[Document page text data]
*** Block opens ***

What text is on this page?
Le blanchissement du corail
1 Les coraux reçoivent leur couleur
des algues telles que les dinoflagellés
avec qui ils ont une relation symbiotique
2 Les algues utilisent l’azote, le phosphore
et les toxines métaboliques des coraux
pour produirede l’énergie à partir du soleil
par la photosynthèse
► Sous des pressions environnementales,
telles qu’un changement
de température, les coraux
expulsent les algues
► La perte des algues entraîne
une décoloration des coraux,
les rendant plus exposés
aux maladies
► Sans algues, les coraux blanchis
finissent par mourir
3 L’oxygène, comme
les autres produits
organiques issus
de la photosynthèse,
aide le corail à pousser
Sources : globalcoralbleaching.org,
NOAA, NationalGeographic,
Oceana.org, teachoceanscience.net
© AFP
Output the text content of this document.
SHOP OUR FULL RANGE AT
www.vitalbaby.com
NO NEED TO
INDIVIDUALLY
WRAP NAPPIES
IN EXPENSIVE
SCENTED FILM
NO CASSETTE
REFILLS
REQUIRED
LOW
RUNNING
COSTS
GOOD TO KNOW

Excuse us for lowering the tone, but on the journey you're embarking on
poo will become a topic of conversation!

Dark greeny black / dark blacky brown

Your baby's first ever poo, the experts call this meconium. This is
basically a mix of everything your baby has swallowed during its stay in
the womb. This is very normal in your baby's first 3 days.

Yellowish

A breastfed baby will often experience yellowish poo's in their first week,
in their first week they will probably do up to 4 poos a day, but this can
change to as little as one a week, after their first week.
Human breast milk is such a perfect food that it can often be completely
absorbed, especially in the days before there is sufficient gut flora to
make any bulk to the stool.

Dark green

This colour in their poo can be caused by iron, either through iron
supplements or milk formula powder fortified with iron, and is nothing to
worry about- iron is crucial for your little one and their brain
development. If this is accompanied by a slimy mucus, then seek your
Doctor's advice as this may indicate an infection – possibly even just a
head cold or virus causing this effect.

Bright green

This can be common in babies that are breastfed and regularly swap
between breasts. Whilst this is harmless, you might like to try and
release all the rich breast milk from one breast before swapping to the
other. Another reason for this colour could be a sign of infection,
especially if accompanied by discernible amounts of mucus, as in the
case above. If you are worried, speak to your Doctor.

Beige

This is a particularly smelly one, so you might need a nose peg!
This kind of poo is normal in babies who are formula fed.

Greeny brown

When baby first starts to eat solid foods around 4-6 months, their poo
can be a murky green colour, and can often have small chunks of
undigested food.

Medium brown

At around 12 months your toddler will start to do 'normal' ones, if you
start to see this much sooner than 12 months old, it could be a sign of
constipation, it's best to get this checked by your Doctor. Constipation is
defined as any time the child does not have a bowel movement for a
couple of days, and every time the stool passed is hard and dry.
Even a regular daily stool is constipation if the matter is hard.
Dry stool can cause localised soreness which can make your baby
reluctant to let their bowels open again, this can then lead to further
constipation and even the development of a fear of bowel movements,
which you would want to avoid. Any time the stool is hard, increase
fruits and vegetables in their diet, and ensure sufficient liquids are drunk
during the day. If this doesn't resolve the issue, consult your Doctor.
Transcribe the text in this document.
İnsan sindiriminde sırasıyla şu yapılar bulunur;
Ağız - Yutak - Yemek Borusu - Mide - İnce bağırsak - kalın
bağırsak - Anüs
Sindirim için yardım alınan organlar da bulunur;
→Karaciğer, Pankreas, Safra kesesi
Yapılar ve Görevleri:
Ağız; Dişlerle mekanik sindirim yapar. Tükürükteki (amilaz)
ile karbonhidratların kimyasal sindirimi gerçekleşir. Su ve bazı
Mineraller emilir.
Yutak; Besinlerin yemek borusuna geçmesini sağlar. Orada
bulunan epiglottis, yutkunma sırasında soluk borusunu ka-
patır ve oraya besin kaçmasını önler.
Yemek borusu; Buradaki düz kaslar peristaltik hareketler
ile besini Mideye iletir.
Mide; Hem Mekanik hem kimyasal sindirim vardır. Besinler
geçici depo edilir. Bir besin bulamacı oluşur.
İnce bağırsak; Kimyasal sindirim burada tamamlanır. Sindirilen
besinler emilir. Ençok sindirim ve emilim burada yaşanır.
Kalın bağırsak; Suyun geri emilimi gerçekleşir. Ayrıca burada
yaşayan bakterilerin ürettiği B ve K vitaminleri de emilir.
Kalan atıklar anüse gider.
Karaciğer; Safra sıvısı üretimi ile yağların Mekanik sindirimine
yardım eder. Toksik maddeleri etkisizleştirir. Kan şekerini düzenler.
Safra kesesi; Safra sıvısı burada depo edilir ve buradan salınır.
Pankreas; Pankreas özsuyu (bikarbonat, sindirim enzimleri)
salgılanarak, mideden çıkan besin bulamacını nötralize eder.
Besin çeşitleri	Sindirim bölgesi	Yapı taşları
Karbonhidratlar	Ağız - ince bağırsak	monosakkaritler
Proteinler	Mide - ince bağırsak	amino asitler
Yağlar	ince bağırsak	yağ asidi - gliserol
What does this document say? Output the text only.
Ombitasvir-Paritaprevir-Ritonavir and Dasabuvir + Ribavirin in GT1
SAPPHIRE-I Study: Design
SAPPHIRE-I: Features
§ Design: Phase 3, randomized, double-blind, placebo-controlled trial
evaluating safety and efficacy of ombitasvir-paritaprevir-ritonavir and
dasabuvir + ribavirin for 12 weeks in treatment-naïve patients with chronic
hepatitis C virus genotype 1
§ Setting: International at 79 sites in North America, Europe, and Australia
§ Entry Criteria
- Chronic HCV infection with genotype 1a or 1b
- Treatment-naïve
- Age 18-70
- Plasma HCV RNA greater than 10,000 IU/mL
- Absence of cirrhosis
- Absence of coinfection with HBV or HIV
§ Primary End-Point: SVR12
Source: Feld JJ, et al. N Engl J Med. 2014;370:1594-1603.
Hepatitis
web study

*** Block closes ***

PROBLEM DETAILS:
The answer must consist of all the entries, copied exactly.

THE COMPLETED TASK:
What text is on this page?
Le blanchissement du corail
1 Les coraux reçoivent leur couleur
des algues telles que les dinoflagellés
avec qui ils ont une relation symbiotique
2 Les algues utilisent l’azote, le phosphore
et les toxines métaboliques des coraux
pour produirede l’énergie à partir du soleil
par la photosynthèse
► Sous des pressions environnementales,
telles qu’un changement
de température, les coraux
expulsent les algues
► La perte des algues entraîne
une décoloration des coraux,
les rendant plus exposés
aux maladies
► Sans algues, les coraux blanchis
finissent par mourir
3 L’oxygène, comme
les autres produits
organiques issus
de la photosynthèse,
aide le corail à pousser
Sources : globalcoralbleaching.org,
NOAA, NationalGeographic,
Oceana.org, teachoceanscience.net
© AFP
Output the text content of this document.
SHOP OUR FULL RANGE AT
www.vitalbaby.com
NO NEED TO
INDIVIDUALLY
WRAP NAPPIES
IN EXPENSIVE
SCENTED FILM
NO CASSETTE
REFILLS
REQUIRED
LOW
RUNNING
COSTS
GOOD TO KNOW

Excuse us for lowering the tone, but on the journey you're embarking on
poo will become a topic of conversation!

Dark greeny black / dark blacky brown

Your baby's first ever poo, the experts call this meconium. This is
basically a mix of everything your baby has swallowed during its stay in
the womb. This is very normal in your baby's first 3 days.

Yellowish

A breastfed baby will often experience yellowish poo's in their first week,
in their first week they will probably do up to 4 poos a day, but this can
change to as little as one a week, after their first week.
Human breast milk is such a perfect food that it can often be completely
absorbed, especially in the days before there is sufficient gut flora to
make any bulk to the stool.

Dark green

This colour in their poo can be caused by iron, either through iron
supplements or milk formula powder fortified with iron, and is nothing to
worry about- iron is crucial for your little one and their brain
development. If this is accompanied by a slimy mucus, then seek your
Doctor's advice as this may indicate an infection – possibly even just a
head cold or virus causing this effect.

Bright green

This can be common in babies that are breastfed and regularly swap
between breasts. Whilst this is harmless, you might like to try and
release all the rich breast milk from one breast before swapping to the
other. Another reason for this colour could be a sign of infection,
especially if accompanied by discernible amounts of mucus, as in the
case above. If you are worried, speak to your Doctor.

Beige

This is a particularly smelly one, so you might need a nose peg!
This kind of poo is normal in babies who are formula fed.

Greeny brown

When baby first starts to eat solid foods around 4-6 months, their poo
can be a murky green colour, and can often have small chunks of
undigested food.

Medium brown

At around 12 months your toddler will start to do 'normal' ones, if you
start to see this much sooner than 12 months old, it could be a sign of
constipation, it's best to get this checked by your Doctor. Constipation is
defined as any time the child does not have a bowel movement for a
couple of days, and every time the stool passed is hard and dry.
Even a regular daily stool is constipation if the matter is hard.
Dry stool can cause localised soreness which can make your baby
reluctant to let their bowels open again, this can then lead to further
constipation and even the development of a fear of bowel movements,
which you would want to avoid. Any time the stool is hard, increase
fruits and vegetables in their diet, and ensure sufficient liquids are drunk
during the day. If this doesn't resolve the issue, consult your Doctor.
Transcribe the text in this document.
İnsan sindiriminde sırasıyla şu yapılar bulunur;
Ağız - Yutak - Yemek Borusu - Mide - İnce bağırsak - kalın
bağırsak - Anüs
Sindirim için yardım alınan organlar da bulunur;
→Karaciğer, Pankreas, Safra kesesi
Yapılar ve Görevleri:
Ağız; Dişlerle mekanik sindirim yapar. Tükürükteki (amilaz)
ile karbonhidratların kimyasal sindirimi gerçekleşir. Su ve bazı
Mineraller emilir.
Yutak; Besinlerin yemek borusuna geçmesini sağlar. Orada
bulunan epiglottis, yutkunma sırasında soluk borusunu ka-
patır ve oraya besin kaçmasını önler.
Yemek borusu; Buradaki düz kaslar peristaltik hareketler
ile besini Mideye iletir.
Mide; Hem Mekanik hem kimyasal sindirim vardır. Besinler
geçici depo edilir. Bir besin bulamacı oluşur.
İnce bağırsak; Kimyasal sindirim burada tamamlanır. Sindirilen
besinler emilir. Ençok sindirim ve emilim burada yaşanır.
Kalın bağırsak; Suyun geri emilimi gerçekleşir. Ayrıca burada
yaşayan bakterilerin ürettiği B ve K vitaminleri de emilir.
Kalan atıklar anüse gider.
Karaciğer; Safra sıvısı üretimi ile yağların Mekanik sindirimine
yardım eder. Toksik maddeleri etkisizleştirir. Kan şekerini düzenler.
Safra kesesi; Safra sıvısı burada depo edilir ve buradan salınır.
Pankreas; Pankreas özsuyu (bikarbonat, sindirim enzimleri)
salgılanarak, mideden çıkan besin bulamacını nötralize eder.
Besin çeşitleri	Sindirim bölgesi	Yapı taşları
Karbonhidratlar	Ağız - ince bağırsak	monosakkaritler
Proteinler	Mide - ince bağırsak	amino asitler
Yağlar	ince bağırsak	yağ asidi - gliserol
What does this document say? Output the text only.
Ombitasvir-Paritaprevir-Ritonavir and Dasabuvir + Ribavirin in GT1
SAPPHIRE-I Study: Design
SAPPHIRE-I: Features
§ Design: Phase 3, randomized, double-blind, placebo-controlled trial
evaluating safety and efficacy of ombitasvir-paritaprevir-ritonavir and
dasabuvir + ribavirin for 12 weeks in treatment-naïve patients with chronic
hepatitis C virus genotype 1
§ Setting: International at 79 sites in North America, Europe, and Australia
§ Entry Criteria
- Chronic HCV infection with genotype 1a or 1b
- Treatment-naïve
- Age 18-70
- Plasma HCV RNA greater than 10,000 IU/mL
- Absence of cirrhosis
- Absence of coinfection with HBV or HIV
§ Primary End-Point: SVR12
Source: Feld JJ, et al. N Engl J Med. 2014;370:1594-1603.
Hepatitis
web study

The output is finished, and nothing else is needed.